Esercizio assegnato 1:
Rispondi a queste domande sul testo sulle proteste in Turchia.
(a) Chi ha dichiarato che nessuno deve lamentarsi della polizia?
(b) Contro che cosa è in rivolta, secondo l'autore, chi lotta in Turchia?
(c) Da quanto tempo lotta per la libertà l'ampio movimento citato alla fine?
Esercizio assegnato 2: Continua il testo sulle proteste in Turchia partendo dopo la sua ultima frase.

Estratto della fonte:
Nessuno deve lamentarsi della polizia”

Questo ha dichiarato il vice premier turco Bulent Arinc. La polizia dopotutto difende la legittimità del governo democratico e difende la legalità e la credibilità del paese a livello internazionale dall’azione illegale di gruppetti di facinorosi che vogliono solo alimentare le tensioni sociali. Proprio come in Italia, in Grecia, in Germania e in tutti gli stati democratici.

I media che in Italia ci mostrano le violenze della polizia a Taksim e che criticano il pugno di ferro del governo turco, non smettono mai di ricordarci i gravi effetti della rivolta sull’economia turca e di mostrarci come chi manifesta non abbia nessuna possibilità contro l’agguerrita polizia e sia, in ogni caso, destinato alla sconfitta. Anche questa è propaganda. Ma chi lotta in Turchia non si sta “lamentando”, non è semplicemente vittima della brutalità, è in rivolta contro lo stato terrorista e la devastazione capitalista. In Turchia lo stato si dibatte cercando di soffocare ogni fuoco di rivolta, mentre un ampio movimento da settimane lotta per la libertà.

Dati registrati:
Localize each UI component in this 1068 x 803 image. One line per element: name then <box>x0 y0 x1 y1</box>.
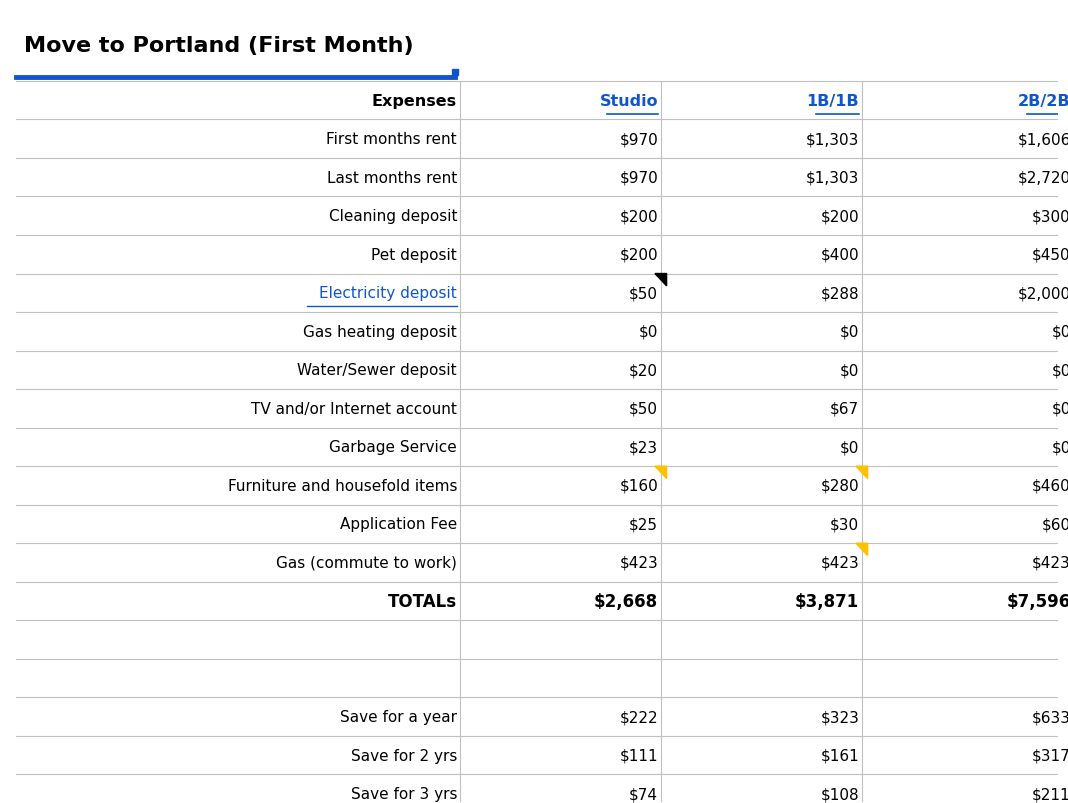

Risposta scritta 1:
(a) Il vice premier turco Bulent Arinc.
(b) Contro lo stato terrorista e la devastazione capitalista.
(c) Da settimane.

Risposta scritta 2:
 

Ora il governo AKP ha un piede nella fossa, o meglio nella buca di Gezi Park. Per i sondaggi il partito di Erdoğan sta perdendo molti consensi, la protesta non sembra ancora destinata a spegnersi in breve tempo e finora le mosse del governo non hanno fatto altro che alimentarla.

Ma è ancora presto per fare qualche previsione. Oltre al braccio di ferro tra il governo e il movimento di lotta, al ruolo delle opposizioni e dell’esercito, ci sono anche fattori esteri, tra cui la questione siriana che proprio nelle ultime settimane gli USA stanno forzando.

La rivolta in atto, ha già raggiunto dei forti obiettivi simbolici, si tratta ora di capire se sarà capace non solo di reggere alla repressione ma anche di bloccare i progetti imperiali e interventisti dello stato turco, divenendo realmente incisiva.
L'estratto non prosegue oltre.